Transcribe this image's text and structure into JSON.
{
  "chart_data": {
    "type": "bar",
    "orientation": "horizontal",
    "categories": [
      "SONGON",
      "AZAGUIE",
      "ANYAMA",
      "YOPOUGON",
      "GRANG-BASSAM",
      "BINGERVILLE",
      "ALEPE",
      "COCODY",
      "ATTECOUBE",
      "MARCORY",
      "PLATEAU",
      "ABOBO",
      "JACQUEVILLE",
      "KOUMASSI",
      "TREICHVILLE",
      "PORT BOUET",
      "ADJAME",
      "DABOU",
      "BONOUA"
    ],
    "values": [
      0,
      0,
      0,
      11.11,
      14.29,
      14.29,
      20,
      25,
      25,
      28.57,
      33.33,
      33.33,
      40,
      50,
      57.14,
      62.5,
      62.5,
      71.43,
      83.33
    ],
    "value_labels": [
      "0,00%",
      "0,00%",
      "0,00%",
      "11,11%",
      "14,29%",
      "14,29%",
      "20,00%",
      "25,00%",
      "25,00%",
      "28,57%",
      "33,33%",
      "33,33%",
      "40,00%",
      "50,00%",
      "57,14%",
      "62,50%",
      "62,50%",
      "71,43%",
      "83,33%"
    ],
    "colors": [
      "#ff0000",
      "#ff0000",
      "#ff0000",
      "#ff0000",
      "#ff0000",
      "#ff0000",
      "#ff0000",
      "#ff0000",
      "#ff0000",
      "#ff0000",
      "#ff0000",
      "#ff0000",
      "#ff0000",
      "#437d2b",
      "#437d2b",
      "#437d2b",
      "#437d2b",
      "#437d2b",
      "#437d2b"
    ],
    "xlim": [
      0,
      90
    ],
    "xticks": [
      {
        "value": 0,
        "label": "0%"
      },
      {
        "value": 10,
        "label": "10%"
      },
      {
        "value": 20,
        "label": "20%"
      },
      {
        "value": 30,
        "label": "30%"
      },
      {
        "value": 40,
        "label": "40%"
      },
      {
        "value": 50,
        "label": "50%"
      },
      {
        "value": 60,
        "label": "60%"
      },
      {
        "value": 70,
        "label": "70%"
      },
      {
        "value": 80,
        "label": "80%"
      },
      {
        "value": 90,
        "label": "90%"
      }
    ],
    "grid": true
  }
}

# # # # # # #

## Aim of the exercise
Please quote the data above in full, with no line missing.

## Result for this exercise
Transcribe this image's text and structure into JSON.
{
  "chart_data": {
    "type": "bar",
    "orientation": "horizontal",
    "categories": [
      "SONGON",
      "AZAGUIE",
      "ANYAMA",
      "YOPOUGON",
      "GRANG-BASSAM",
      "BINGERVILLE",
      "ALEPE",
      "COCODY",
      "ATTECOUBE",
      "MARCORY",
      "PLATEAU",
      "ABOBO",
      "JACQUEVILLE",
      "KOUMASSI",
      "TREICHVILLE",
      "PORT BOUET",
      "ADJAME",
      "DABOU",
      "BONOUA"
    ],
    "values": [
      0,
      0,
      0,
      11.11,
      14.29,
      14.29,
      20,
      25,
      25,
      28.57,
      33.33,
      33.33,
      40,
      50,
      57.14,
      62.5,
      62.5,
      71.43,
      83.33
    ],
    "value_labels": [
      "0,00%",
      "0,00%",
      "0,00%",
      "11,11%",
      "14,29%",
      "14,29%",
      "20,00%",
      "25,00%",
      "25,00%",
      "28,57%",
      "33,33%",
      "33,33%",
      "40,00%",
      "50,00%",
      "57,14%",
      "62,50%",
      "62,50%",
      "71,43%",
      "83,33%"
    ],
    "colors": [
      "#ff0000",
      "#ff0000",
      "#ff0000",
      "#ff0000",
      "#ff0000",
      "#ff0000",
      "#ff0000",
      "#ff0000",
      "#ff0000",
      "#ff0000",
      "#ff0000",
      "#ff0000",
      "#ff0000",
      "#437d2b",
      "#437d2b",
      "#437d2b",
      "#437d2b",
      "#437d2b",
      "#437d2b"
    ],
    "xlim": [
      0,
      90
    ],
    "xticks": [
      {
        "value": 0,
        "label": "0%"
      },
      {
        "value": 10,
        "label": "10%"
      },
      {
        "value": 20,
        "label": "20%"
      },
      {
        "value": 30,
        "label": "30%"
      },
      {
        "value": 40,
        "label": "40%"
      },
      {
        "value": 50,
        "label": "50%"
      },
      {
        "value": 60,
        "label": "60%"
      },
      {
        "value": 70,
        "label": "70%"
      },
      {
        "value": 80,
        "label": "80%"
      },
      {
        "value": 90,
        "label": "90%"
      }
    ],
    "grid": true
  }
}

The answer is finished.